> _Written instruction_
Your task is to transcribe the records exactly, skipping every image.

begin Material provided

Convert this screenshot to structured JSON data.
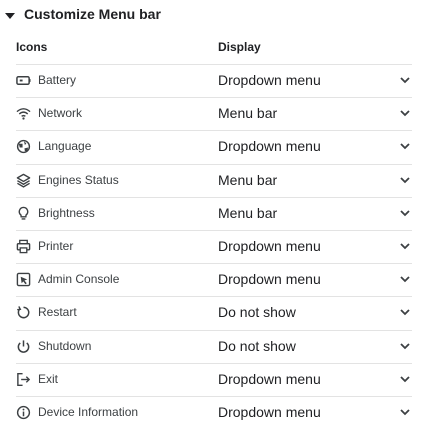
{
  "section": {
    "title": "Customize Menu bar",
    "collapse_icon": "caret-down-icon"
  },
  "columns": {
    "icons": "Icons",
    "display": "Display"
  },
  "rows": [
    {
      "icon": "battery-icon",
      "label": "Battery",
      "display": "Dropdown menu"
    },
    {
      "icon": "wifi-icon",
      "label": "Network",
      "display": "Menu bar"
    },
    {
      "icon": "globe-icon",
      "label": "Language",
      "display": "Dropdown menu"
    },
    {
      "icon": "layers-icon",
      "label": "Engines Status",
      "display": "Menu bar"
    },
    {
      "icon": "lightbulb-icon",
      "label": "Brightness",
      "display": "Menu bar"
    },
    {
      "icon": "printer-icon",
      "label": "Printer",
      "display": "Dropdown menu"
    },
    {
      "icon": "admin-console-icon",
      "label": "Admin Console",
      "display": "Dropdown menu"
    },
    {
      "icon": "restart-icon",
      "label": "Restart",
      "display": "Do not show"
    },
    {
      "icon": "power-icon",
      "label": "Shutdown",
      "display": "Do not show"
    },
    {
      "icon": "exit-icon",
      "label": "Exit",
      "display": "Dropdown menu"
    },
    {
      "icon": "info-icon",
      "label": "Device Information",
      "display": "Dropdown menu"
    }
  ]
}
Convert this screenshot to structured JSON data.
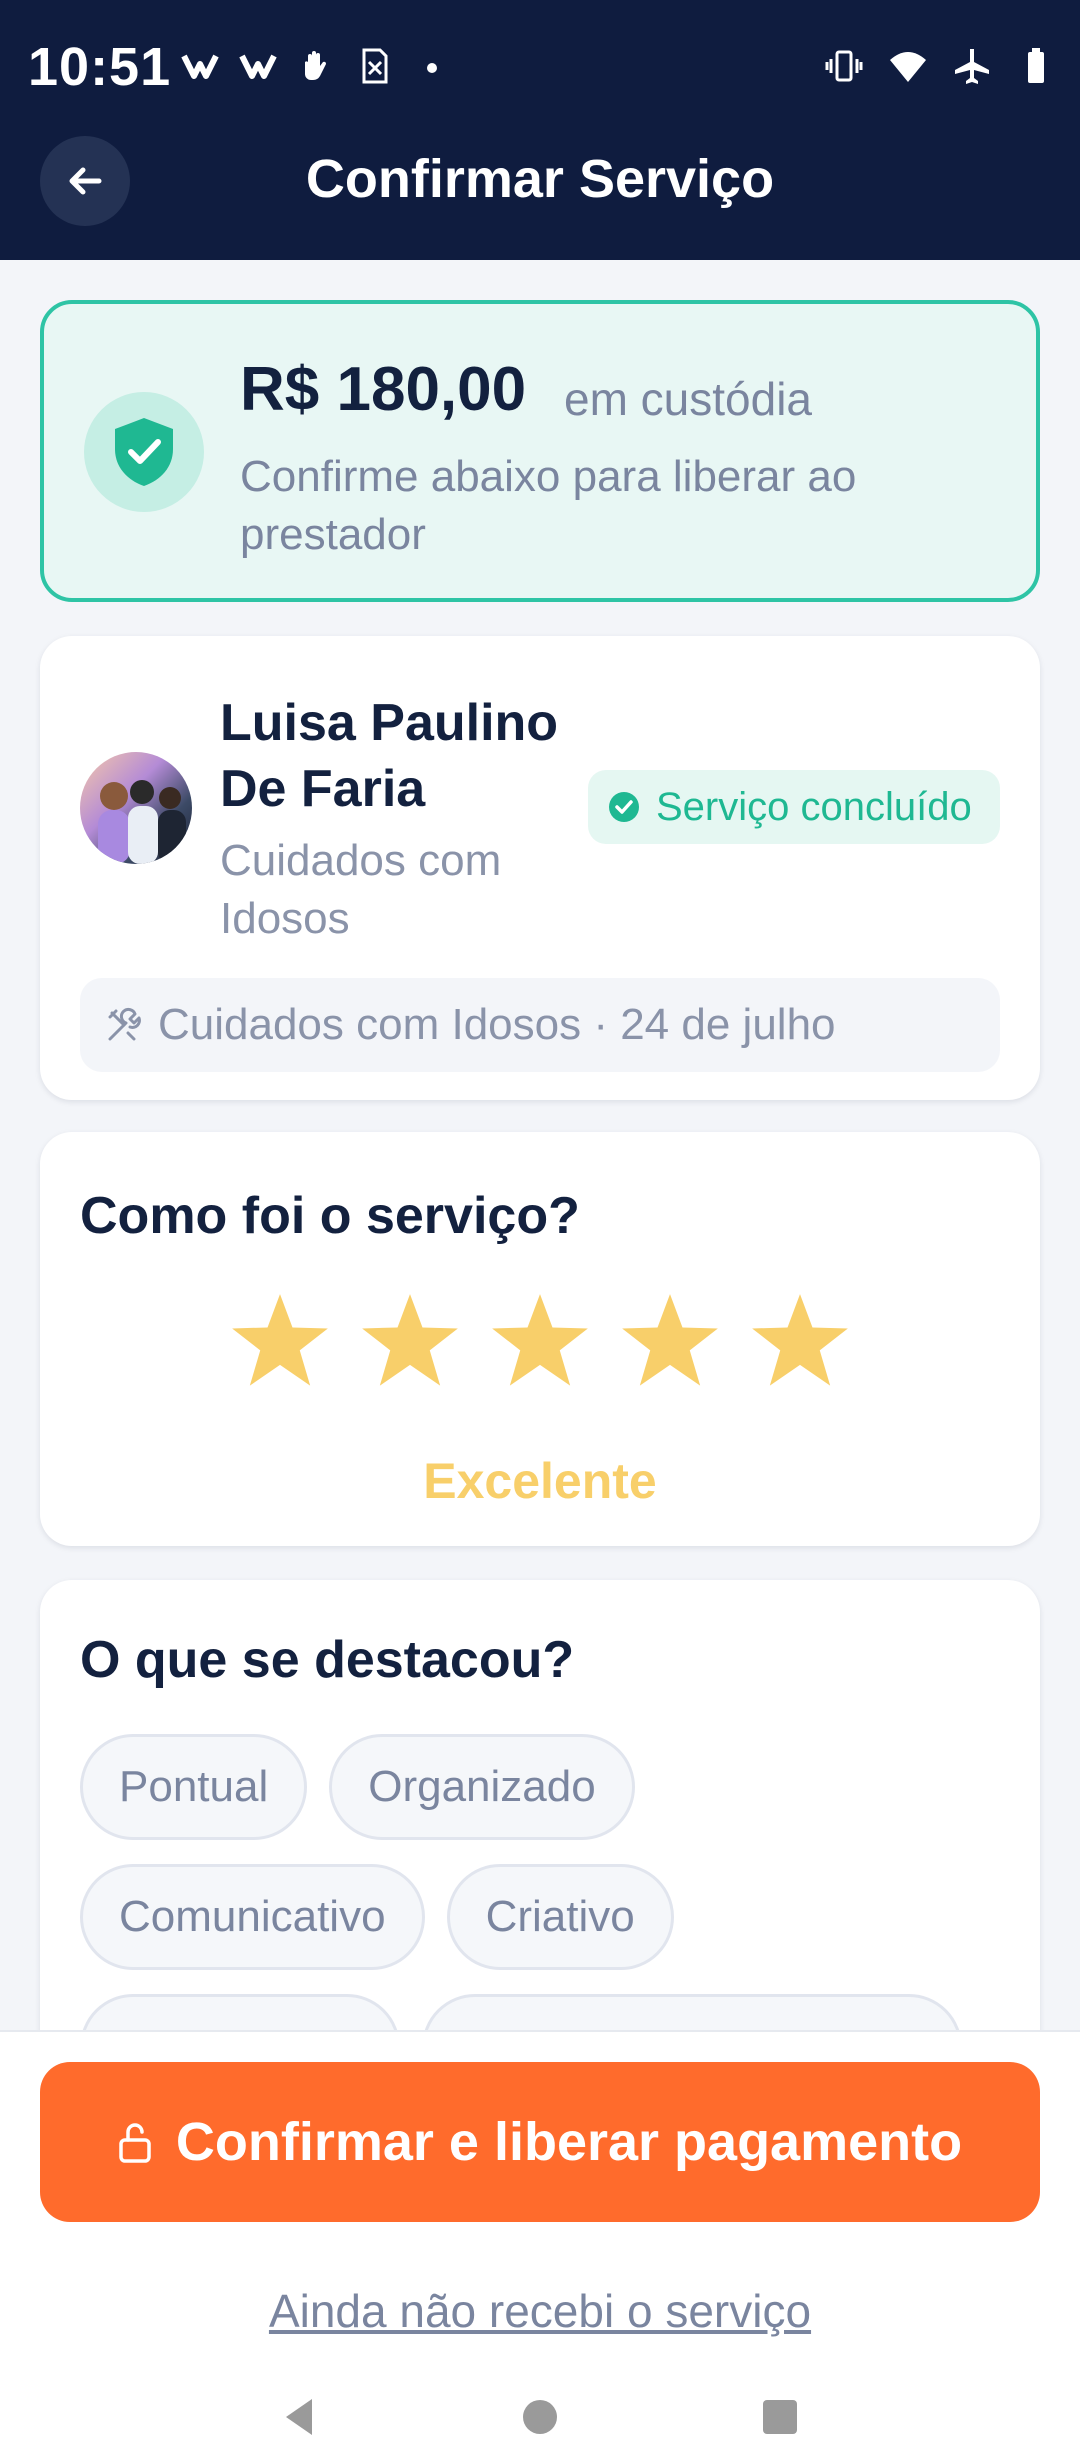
{
  "status_bar": {
    "time": "10:51",
    "left_icons": [
      "notification-v-icon",
      "notification-v-icon",
      "hand-icon",
      "sim-card-icon",
      "dot-icon"
    ],
    "right_icons": [
      "vibrate-icon",
      "wifi-icon",
      "airplane-icon",
      "battery-icon"
    ]
  },
  "header": {
    "title": "Confirmar Serviço",
    "back_icon": "arrow-left-icon"
  },
  "escrow": {
    "amount": "R$ 180,00",
    "status": "em custódia",
    "description": "Confirme abaixo para liberar ao prestador",
    "icon": "shield-check-icon"
  },
  "provider": {
    "name": "Luisa Paulino De Faria",
    "category": "Cuidados com Idosos",
    "badge": "Serviço concluído",
    "service_info": "Cuidados com Idosos · 24 de julho",
    "service_icon": "tools-icon"
  },
  "rating": {
    "heading": "Como foi o serviço?",
    "stars": 5,
    "max_stars": 5,
    "label": "Excelente"
  },
  "highlights": {
    "heading": "O que se destacou?",
    "chips_row_1": [
      "Pontual",
      "Organizado"
    ],
    "chips_row_2": [
      "Comunicativo",
      "Criativo"
    ]
  },
  "actions": {
    "confirm_label": "Confirmar e liberar pagamento",
    "confirm_icon": "unlock-icon",
    "not_received_label": "Ainda não recebi o serviço"
  },
  "colors": {
    "header_bg": "#0F1C3F",
    "escrow_border": "#2EC4A5",
    "success": "#1FB892",
    "star": "#F8CF6A",
    "primary_button": "#FF6B2C"
  }
}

end Material provided

> _Task output_
Convert this screenshot to structured JSON data.
{
  "section": {
    "title": "Customize Menu bar",
    "collapse_icon": "caret-down-icon"
  },
  "columns": {
    "icons": "Icons",
    "display": "Display"
  },
  "rows": [
    {
      "icon": "battery-icon",
      "label": "Battery",
      "display": "Dropdown menu"
    },
    {
      "icon": "wifi-icon",
      "label": "Network",
      "display": "Menu bar"
    },
    {
      "icon": "globe-icon",
      "label": "Language",
      "display": "Dropdown menu"
    },
    {
      "icon": "layers-icon",
      "label": "Engines Status",
      "display": "Menu bar"
    },
    {
      "icon": "lightbulb-icon",
      "label": "Brightness",
      "display": "Menu bar"
    },
    {
      "icon": "printer-icon",
      "label": "Printer",
      "display": "Dropdown menu"
    },
    {
      "icon": "admin-console-icon",
      "label": "Admin Console",
      "display": "Dropdown menu"
    },
    {
      "icon": "restart-icon",
      "label": "Restart",
      "display": "Do not show"
    },
    {
      "icon": "power-icon",
      "label": "Shutdown",
      "display": "Do not show"
    },
    {
      "icon": "exit-icon",
      "label": "Exit",
      "display": "Dropdown menu"
    },
    {
      "icon": "info-icon",
      "label": "Device Information",
      "display": "Dropdown menu"
    }
  ]
}
Convert this screenshot to structured JSON data.
{
  "status_bar": {
    "time": "10:51",
    "left_icons": [
      "notification-v-icon",
      "notification-v-icon",
      "hand-icon",
      "sim-card-icon",
      "dot-icon"
    ],
    "right_icons": [
      "vibrate-icon",
      "wifi-icon",
      "airplane-icon",
      "battery-icon"
    ]
  },
  "header": {
    "title": "Confirmar Serviço",
    "back_icon": "arrow-left-icon"
  },
  "escrow": {
    "amount": "R$ 180,00",
    "status": "em custódia",
    "description": "Confirme abaixo para liberar ao prestador",
    "icon": "shield-check-icon"
  },
  "provider": {
    "name": "Luisa Paulino De Faria",
    "category": "Cuidados com Idosos",
    "badge": "Serviço concluído",
    "service_info": "Cuidados com Idosos · 24 de julho",
    "service_icon": "tools-icon"
  },
  "rating": {
    "heading": "Como foi o serviço?",
    "stars": 5,
    "max_stars": 5,
    "label": "Excelente"
  },
  "highlights": {
    "heading": "O que se destacou?",
    "chips_row_1": [
      "Pontual",
      "Organizado"
    ],
    "chips_row_2": [
      "Comunicativo",
      "Criativo"
    ]
  },
  "actions": {
    "confirm_label": "Confirmar e liberar pagamento",
    "confirm_icon": "unlock-icon",
    "not_received_label": "Ainda não recebi o serviço"
  },
  "colors": {
    "header_bg": "#0F1C3F",
    "escrow_border": "#2EC4A5",
    "success": "#1FB892",
    "star": "#F8CF6A",
    "primary_button": "#FF6B2C"
  }
}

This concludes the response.